> **What is expected**
Copy out the rows verbatim, from the line containing "- pivot-chart-label: 数据透视图: [929, 48, 995, 63]" through the end of the rows, with both ends included.
---- Material for this exercise
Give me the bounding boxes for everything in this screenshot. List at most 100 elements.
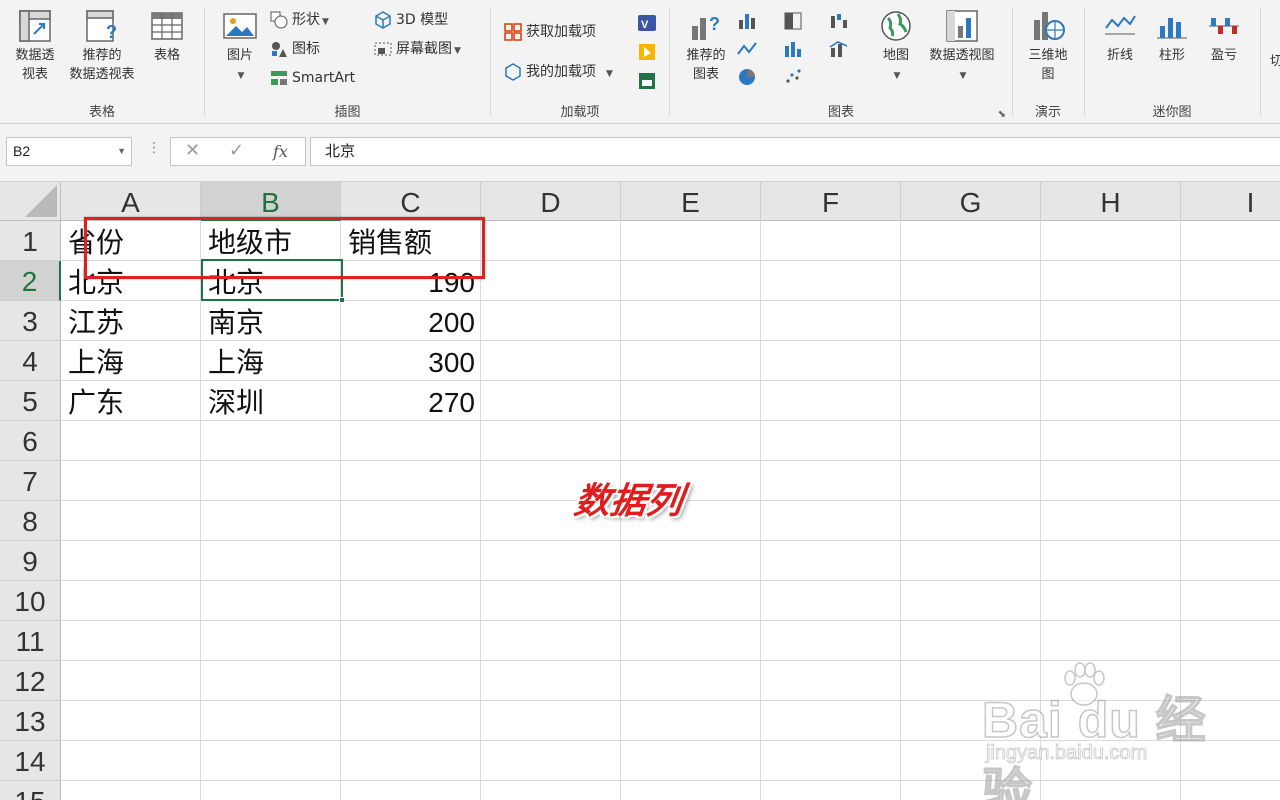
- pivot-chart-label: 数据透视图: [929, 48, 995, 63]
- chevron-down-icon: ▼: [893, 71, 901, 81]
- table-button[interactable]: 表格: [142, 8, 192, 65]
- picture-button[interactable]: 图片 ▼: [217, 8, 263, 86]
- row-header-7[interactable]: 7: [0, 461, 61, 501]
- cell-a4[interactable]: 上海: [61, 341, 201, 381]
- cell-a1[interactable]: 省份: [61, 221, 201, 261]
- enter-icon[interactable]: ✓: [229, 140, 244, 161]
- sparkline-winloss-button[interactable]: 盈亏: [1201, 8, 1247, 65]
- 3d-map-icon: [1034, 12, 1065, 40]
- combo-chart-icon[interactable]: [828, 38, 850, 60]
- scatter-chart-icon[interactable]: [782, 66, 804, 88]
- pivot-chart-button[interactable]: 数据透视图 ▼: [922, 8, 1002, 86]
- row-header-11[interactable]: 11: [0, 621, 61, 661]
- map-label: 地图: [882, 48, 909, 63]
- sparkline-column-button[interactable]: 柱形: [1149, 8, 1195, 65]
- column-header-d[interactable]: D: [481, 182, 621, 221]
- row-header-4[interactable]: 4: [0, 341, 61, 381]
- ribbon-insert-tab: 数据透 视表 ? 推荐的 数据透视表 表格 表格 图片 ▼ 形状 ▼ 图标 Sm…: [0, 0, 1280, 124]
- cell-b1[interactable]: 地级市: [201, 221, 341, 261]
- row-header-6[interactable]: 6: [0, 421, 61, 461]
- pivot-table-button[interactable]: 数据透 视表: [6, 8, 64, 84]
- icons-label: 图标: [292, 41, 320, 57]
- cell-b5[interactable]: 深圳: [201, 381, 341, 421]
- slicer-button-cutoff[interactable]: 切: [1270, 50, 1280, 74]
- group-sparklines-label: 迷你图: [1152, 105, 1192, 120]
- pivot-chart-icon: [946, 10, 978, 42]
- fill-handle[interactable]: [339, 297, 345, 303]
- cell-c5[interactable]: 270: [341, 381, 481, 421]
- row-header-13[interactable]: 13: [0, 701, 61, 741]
--------
> **Answer to this problem**
- pivot-chart-label: 数据透视图: [929, 48, 995, 63]
- chevron-down-icon: ▼: [893, 71, 901, 81]
- table-button[interactable]: 表格: [142, 8, 192, 65]
- picture-button[interactable]: 图片 ▼: [217, 8, 263, 86]
- row-header-7[interactable]: 7: [0, 461, 61, 501]
- cell-a4[interactable]: 上海: [61, 341, 201, 381]
- cell-a1[interactable]: 省份: [61, 221, 201, 261]
- enter-icon[interactable]: ✓: [229, 140, 244, 161]
- sparkline-winloss-button[interactable]: 盈亏: [1201, 8, 1247, 65]
- 3d-map-icon: [1034, 12, 1065, 40]
- combo-chart-icon[interactable]: [828, 38, 850, 60]
- scatter-chart-icon[interactable]: [782, 66, 804, 88]
- pivot-chart-button[interactable]: 数据透视图 ▼: [922, 8, 1002, 86]
- row-header-11[interactable]: 11: [0, 621, 61, 661]
- map-label: 地图: [882, 48, 909, 63]
- sparkline-column-button[interactable]: 柱形: [1149, 8, 1195, 65]
- column-header-d[interactable]: D: [481, 182, 621, 221]
- row-header-4[interactable]: 4: [0, 341, 61, 381]
- ribbon-insert-tab: 数据透 视表 ? 推荐的 数据透视表 表格 表格 图片 ▼ 形状 ▼ 图标 Sm…: [0, 0, 1280, 124]
- cell-b1[interactable]: 地级市: [201, 221, 341, 261]
- row-header-6[interactable]: 6: [0, 421, 61, 461]
- pivot-table-button[interactable]: 数据透 视表: [6, 8, 64, 84]
- icons-label: 图标: [292, 41, 320, 57]
- cell-b5[interactable]: 深圳: [201, 381, 341, 421]
- slicer-button-cutoff[interactable]: 切: [1270, 50, 1280, 74]
- group-sparklines-label: 迷你图: [1152, 105, 1192, 120]
- pivot-chart-icon: [946, 10, 978, 42]
- fill-handle[interactable]: [339, 297, 345, 303]
- cell-c5[interactable]: 270: [341, 381, 481, 421]
- row-header-13[interactable]: 13: [0, 701, 61, 741]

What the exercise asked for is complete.